■ **Requirements**
Identify and pull out each line of the entries in which "Farm" occurs.
============================================================
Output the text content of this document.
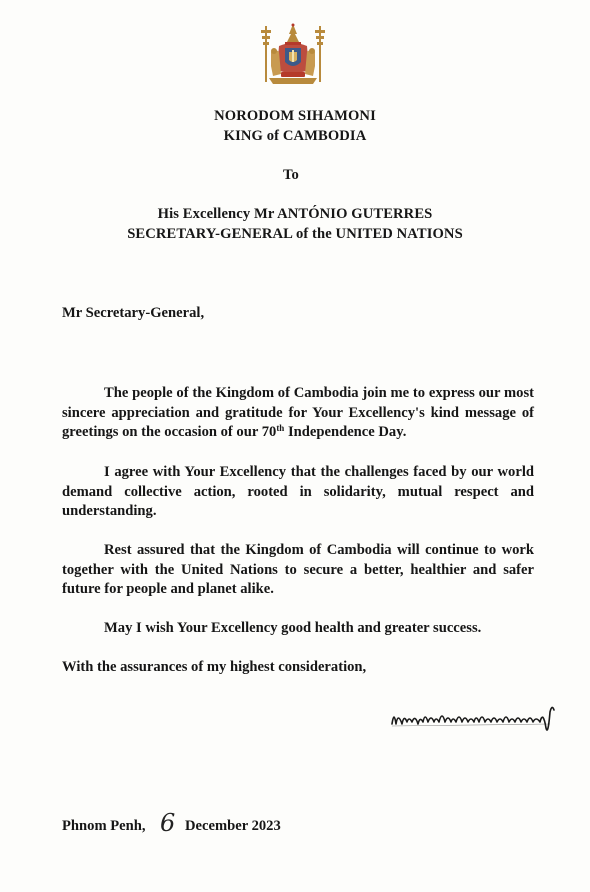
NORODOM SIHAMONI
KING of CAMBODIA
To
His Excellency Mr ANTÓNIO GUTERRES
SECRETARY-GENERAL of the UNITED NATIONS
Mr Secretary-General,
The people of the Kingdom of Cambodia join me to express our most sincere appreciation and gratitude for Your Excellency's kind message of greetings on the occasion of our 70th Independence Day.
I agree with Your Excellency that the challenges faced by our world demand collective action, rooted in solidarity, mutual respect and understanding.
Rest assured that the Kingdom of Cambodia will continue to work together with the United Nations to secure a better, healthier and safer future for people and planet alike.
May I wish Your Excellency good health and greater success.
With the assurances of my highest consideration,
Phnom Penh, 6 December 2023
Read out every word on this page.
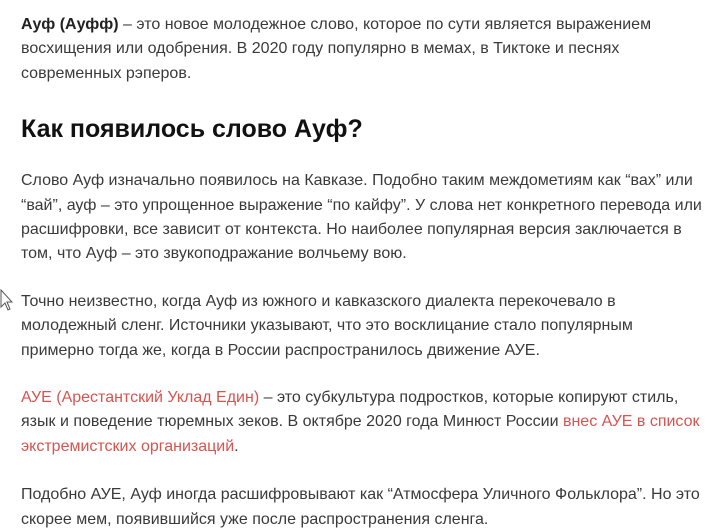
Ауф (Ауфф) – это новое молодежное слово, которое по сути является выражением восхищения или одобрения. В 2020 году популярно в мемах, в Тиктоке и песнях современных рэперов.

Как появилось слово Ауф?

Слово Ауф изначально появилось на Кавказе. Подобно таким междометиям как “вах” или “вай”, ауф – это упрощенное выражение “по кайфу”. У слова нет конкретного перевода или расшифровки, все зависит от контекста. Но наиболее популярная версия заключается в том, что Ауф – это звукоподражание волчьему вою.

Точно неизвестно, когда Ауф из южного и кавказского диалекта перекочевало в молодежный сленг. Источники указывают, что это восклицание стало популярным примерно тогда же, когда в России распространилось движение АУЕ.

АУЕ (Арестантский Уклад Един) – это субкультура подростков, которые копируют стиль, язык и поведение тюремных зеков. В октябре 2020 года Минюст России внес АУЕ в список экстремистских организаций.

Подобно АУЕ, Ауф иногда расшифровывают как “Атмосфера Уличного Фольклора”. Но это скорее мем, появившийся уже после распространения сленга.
============================================================
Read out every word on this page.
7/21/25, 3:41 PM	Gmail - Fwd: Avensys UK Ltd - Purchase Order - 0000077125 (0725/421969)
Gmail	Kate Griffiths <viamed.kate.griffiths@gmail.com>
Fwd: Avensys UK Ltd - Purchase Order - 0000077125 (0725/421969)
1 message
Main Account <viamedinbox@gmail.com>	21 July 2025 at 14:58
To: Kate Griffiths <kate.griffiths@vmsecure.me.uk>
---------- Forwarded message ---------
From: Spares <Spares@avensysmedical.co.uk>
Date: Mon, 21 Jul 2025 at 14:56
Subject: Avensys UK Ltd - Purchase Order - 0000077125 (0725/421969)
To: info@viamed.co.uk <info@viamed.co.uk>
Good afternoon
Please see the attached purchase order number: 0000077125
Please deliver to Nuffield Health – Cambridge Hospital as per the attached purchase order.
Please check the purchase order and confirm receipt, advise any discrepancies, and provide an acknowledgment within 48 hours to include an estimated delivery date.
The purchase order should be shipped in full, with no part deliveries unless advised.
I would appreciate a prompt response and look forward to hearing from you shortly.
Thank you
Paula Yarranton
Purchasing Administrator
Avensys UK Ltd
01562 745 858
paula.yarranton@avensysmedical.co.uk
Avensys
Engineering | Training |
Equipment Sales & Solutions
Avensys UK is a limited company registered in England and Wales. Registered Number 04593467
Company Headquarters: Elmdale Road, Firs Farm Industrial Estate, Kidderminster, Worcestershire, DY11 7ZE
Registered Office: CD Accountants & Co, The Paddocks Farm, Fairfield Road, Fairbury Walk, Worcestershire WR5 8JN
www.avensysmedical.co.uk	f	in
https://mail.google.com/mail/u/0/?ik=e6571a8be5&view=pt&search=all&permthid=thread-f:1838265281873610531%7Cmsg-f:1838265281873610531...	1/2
============================================================
■ **Answer to this exercise**
Company Headquarters: Elmdale Road, Firs Farm Industrial Estate, Kidderminster, Worcestershire, DY11 7ZE
Registered Office: CD Accountants & Co, The Paddocks Farm, Fairfield Road, Fairbury Walk, Worcestershire WR5 8JN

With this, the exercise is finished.